THE REQUEST |
Please transcribe the data that follows without the pictures, keeping every word the same.

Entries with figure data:
━━━━━━━━━━
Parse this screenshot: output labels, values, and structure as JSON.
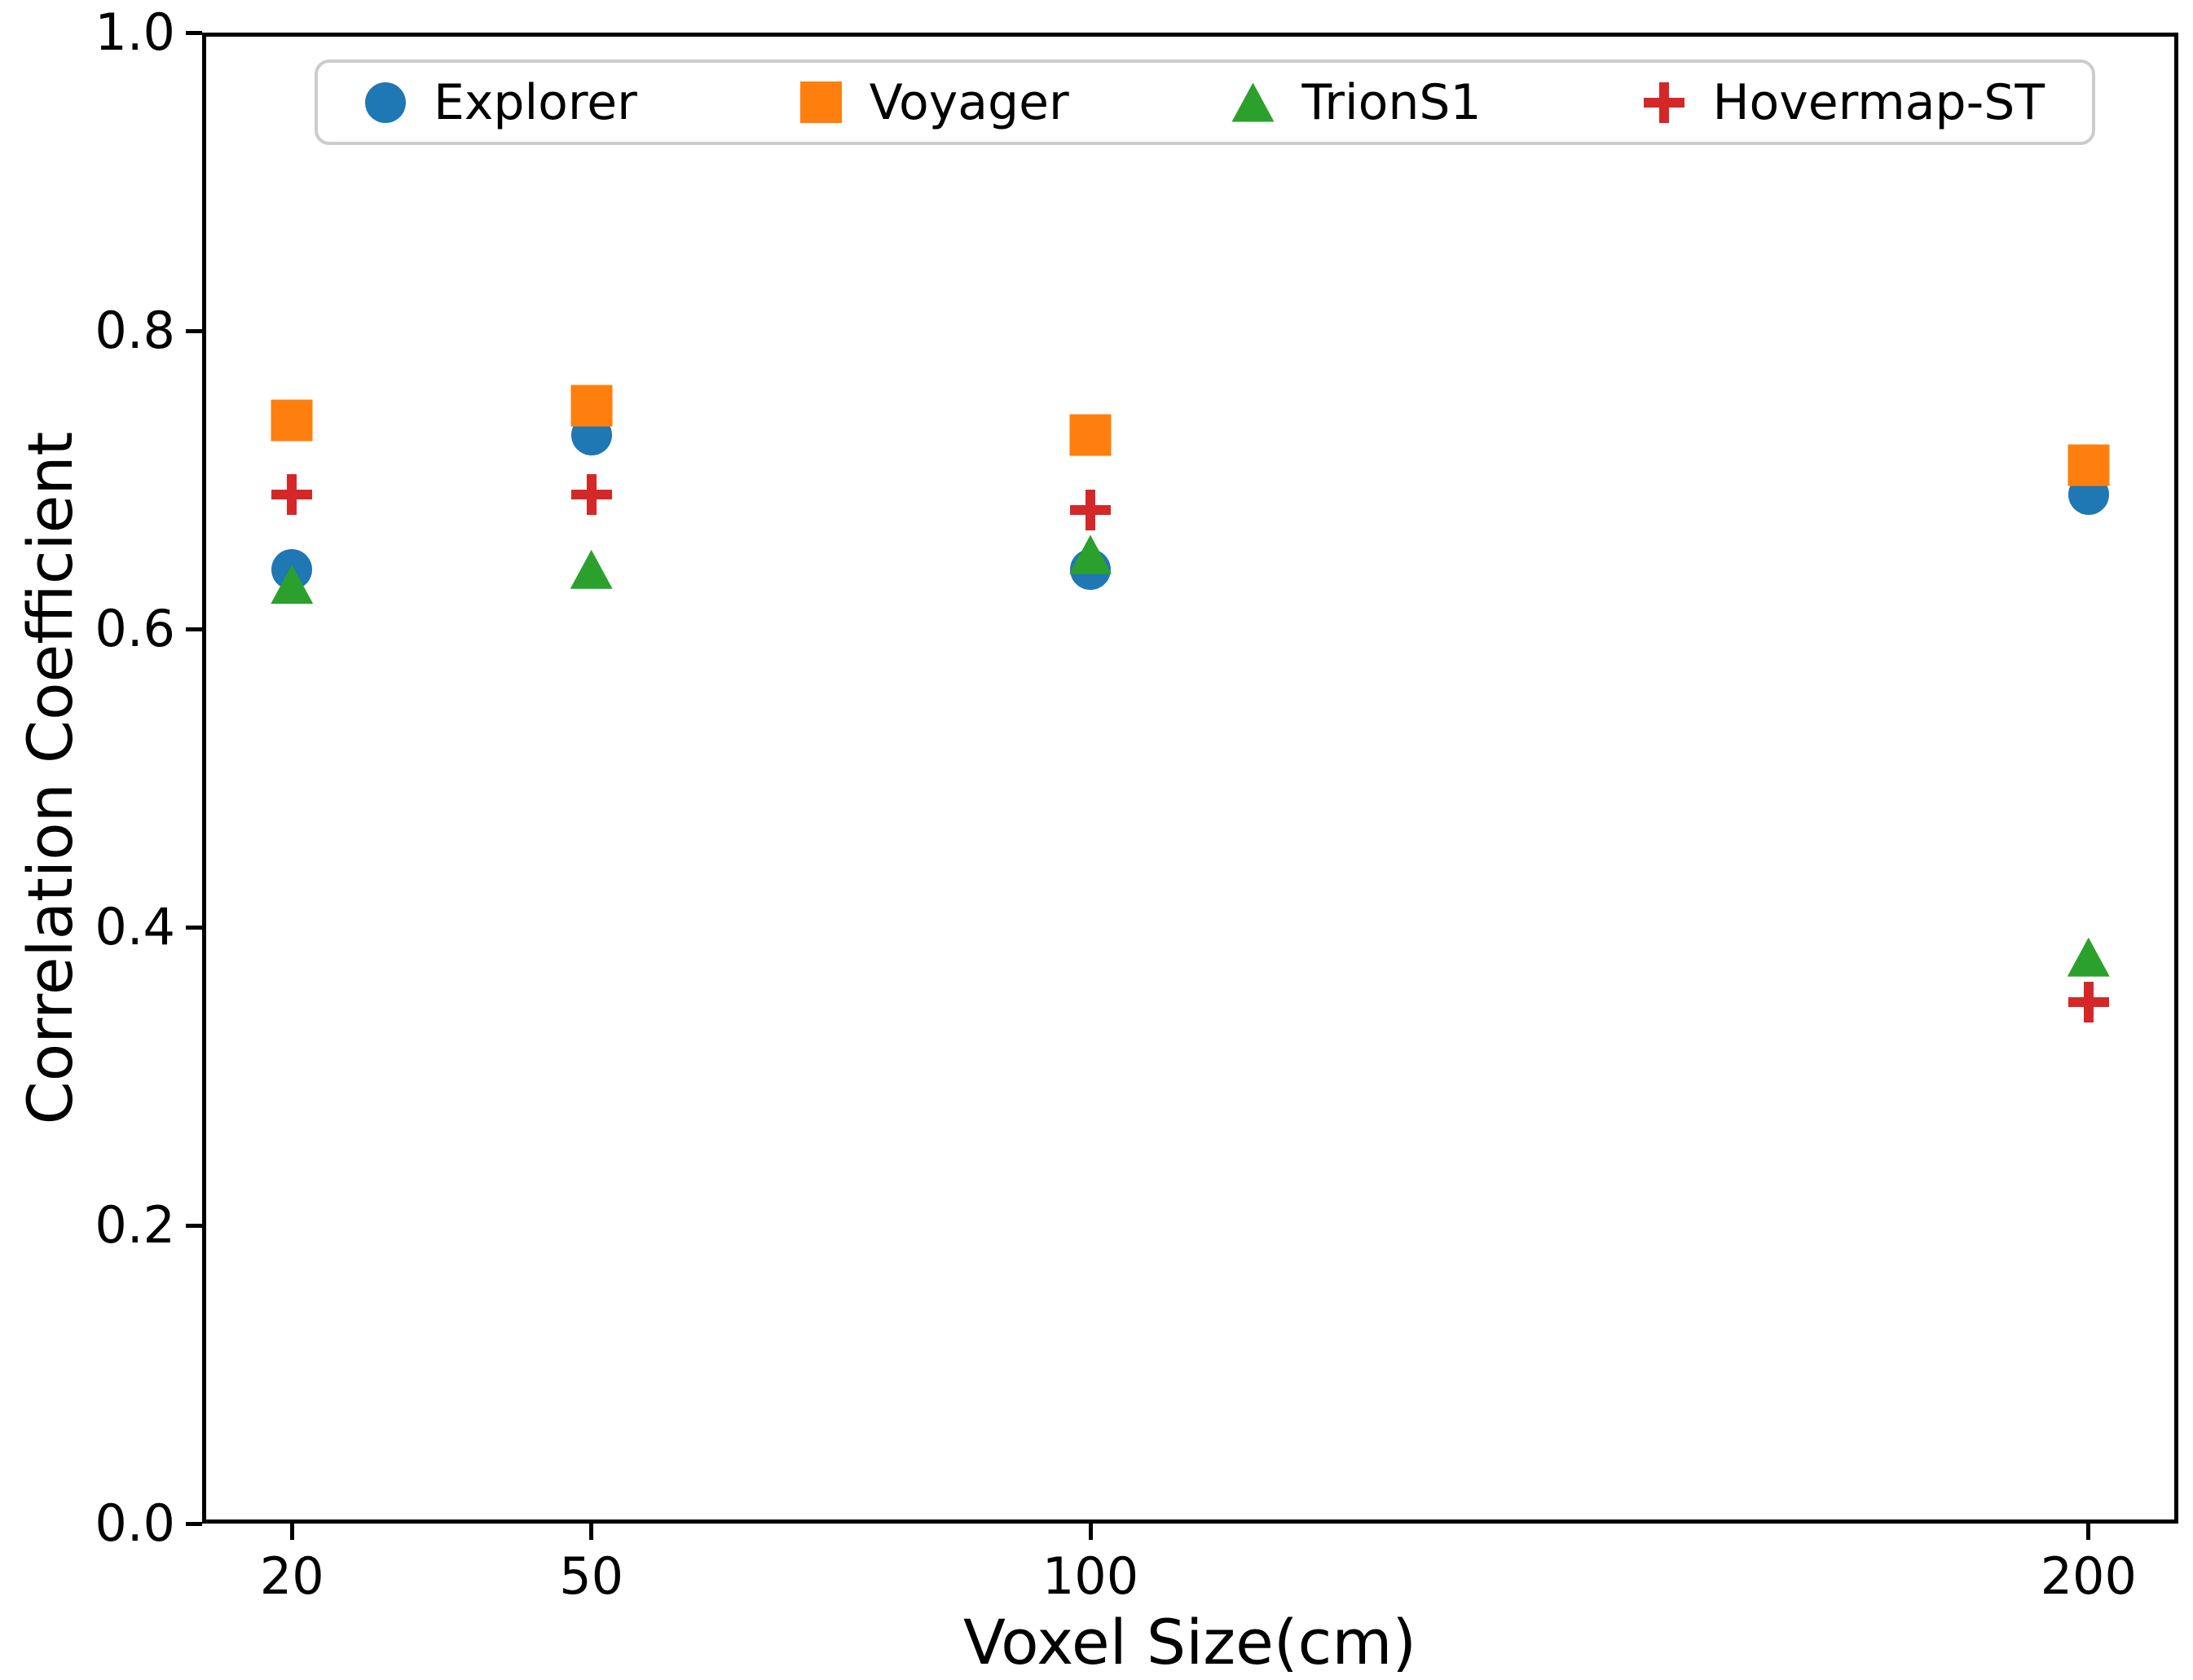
{
  "chart_data": {
    "type": "scatter",
    "x": [
      20,
      50,
      100,
      200
    ],
    "series": [
      {
        "name": "Explorer",
        "marker": "circle",
        "color": "#1f77b4",
        "values": [
          0.64,
          0.73,
          0.64,
          0.69
        ]
      },
      {
        "name": "Voyager",
        "marker": "square",
        "color": "#ff7f0e",
        "values": [
          0.74,
          0.75,
          0.73,
          0.71
        ]
      },
      {
        "name": "TrionS1",
        "marker": "triangle",
        "color": "#2ca02c",
        "values": [
          0.63,
          0.64,
          0.65,
          0.38
        ]
      },
      {
        "name": "Hovermap-ST",
        "marker": "plus",
        "color": "#d62728",
        "values": [
          0.69,
          0.69,
          0.68,
          0.35
        ]
      }
    ],
    "title": "",
    "xlabel": "Voxel Size(cm)",
    "ylabel": "Correlation Coefficient",
    "xlim": [
      11,
      209
    ],
    "ylim": [
      0.0,
      1.0
    ],
    "xticks": [
      20,
      50,
      100,
      200
    ],
    "xtick_labels": [
      "20",
      "50",
      "100",
      "200"
    ],
    "yticks": [
      0.0,
      0.2,
      0.4,
      0.6,
      0.8,
      1.0
    ],
    "ytick_labels": [
      "0.0",
      "0.2",
      "0.4",
      "0.6",
      "0.8",
      "1.0"
    ],
    "grid": false,
    "legend_position": "upper center, horizontal, 4 columns",
    "axis_color": "#000000",
    "legend_border_color": "#cccccc"
  }
}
━━━━━━━━━━
THE RESPONSE |
Parse this screenshot: output labels, values, and structure as JSON.
{
  "chart_data": {
    "type": "scatter",
    "x": [
      20,
      50,
      100,
      200
    ],
    "series": [
      {
        "name": "Explorer",
        "marker": "circle",
        "color": "#1f77b4",
        "values": [
          0.64,
          0.73,
          0.64,
          0.69
        ]
      },
      {
        "name": "Voyager",
        "marker": "square",
        "color": "#ff7f0e",
        "values": [
          0.74,
          0.75,
          0.73,
          0.71
        ]
      },
      {
        "name": "TrionS1",
        "marker": "triangle",
        "color": "#2ca02c",
        "values": [
          0.63,
          0.64,
          0.65,
          0.38
        ]
      },
      {
        "name": "Hovermap-ST",
        "marker": "plus",
        "color": "#d62728",
        "values": [
          0.69,
          0.69,
          0.68,
          0.35
        ]
      }
    ],
    "title": "",
    "xlabel": "Voxel Size(cm)",
    "ylabel": "Correlation Coefficient",
    "xlim": [
      11,
      209
    ],
    "ylim": [
      0.0,
      1.0
    ],
    "xticks": [
      20,
      50,
      100,
      200
    ],
    "xtick_labels": [
      "20",
      "50",
      "100",
      "200"
    ],
    "yticks": [
      0.0,
      0.2,
      0.4,
      0.6,
      0.8,
      1.0
    ],
    "ytick_labels": [
      "0.0",
      "0.2",
      "0.4",
      "0.6",
      "0.8",
      "1.0"
    ],
    "grid": false,
    "legend_position": "upper center, horizontal, 4 columns",
    "axis_color": "#000000",
    "legend_border_color": "#cccccc"
  }
}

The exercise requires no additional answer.